Exercise objective →
Return each entry exactly, omitting nothing.

Data for this exercise →
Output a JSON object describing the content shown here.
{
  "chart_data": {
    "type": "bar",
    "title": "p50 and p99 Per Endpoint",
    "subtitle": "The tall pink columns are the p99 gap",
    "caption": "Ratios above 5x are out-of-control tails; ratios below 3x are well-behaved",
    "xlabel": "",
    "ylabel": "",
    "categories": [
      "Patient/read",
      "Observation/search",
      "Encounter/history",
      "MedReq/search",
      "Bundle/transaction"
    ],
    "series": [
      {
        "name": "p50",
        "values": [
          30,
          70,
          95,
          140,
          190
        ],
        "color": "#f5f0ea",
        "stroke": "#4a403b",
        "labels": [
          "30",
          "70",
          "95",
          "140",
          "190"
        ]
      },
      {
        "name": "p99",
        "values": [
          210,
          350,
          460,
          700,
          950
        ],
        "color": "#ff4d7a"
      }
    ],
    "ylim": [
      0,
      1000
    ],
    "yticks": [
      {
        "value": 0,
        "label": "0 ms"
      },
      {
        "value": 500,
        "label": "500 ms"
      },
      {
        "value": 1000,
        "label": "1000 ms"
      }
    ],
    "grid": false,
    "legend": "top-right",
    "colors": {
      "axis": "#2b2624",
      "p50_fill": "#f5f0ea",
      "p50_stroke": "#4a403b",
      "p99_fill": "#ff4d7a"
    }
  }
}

Solved exercise →
Output a JSON object describing the content shown here.
{
  "chart_data": {
    "type": "bar",
    "title": "p50 and p99 Per Endpoint",
    "subtitle": "The tall pink columns are the p99 gap",
    "caption": "Ratios above 5x are out-of-control tails; ratios below 3x are well-behaved",
    "xlabel": "",
    "ylabel": "",
    "categories": [
      "Patient/read",
      "Observation/search",
      "Encounter/history",
      "MedReq/search",
      "Bundle/transaction"
    ],
    "series": [
      {
        "name": "p50",
        "values": [
          30,
          70,
          95,
          140,
          190
        ],
        "color": "#f5f0ea",
        "stroke": "#4a403b",
        "labels": [
          "30",
          "70",
          "95",
          "140",
          "190"
        ]
      },
      {
        "name": "p99",
        "values": [
          210,
          350,
          460,
          700,
          950
        ],
        "color": "#ff4d7a"
      }
    ],
    "ylim": [
      0,
      1000
    ],
    "yticks": [
      {
        "value": 0,
        "label": "0 ms"
      },
      {
        "value": 500,
        "label": "500 ms"
      },
      {
        "value": 1000,
        "label": "1000 ms"
      }
    ],
    "grid": false,
    "legend": "top-right",
    "colors": {
      "axis": "#2b2624",
      "p50_fill": "#f5f0ea",
      "p50_stroke": "#4a403b",
      "p99_fill": "#ff4d7a"
    }
  }
}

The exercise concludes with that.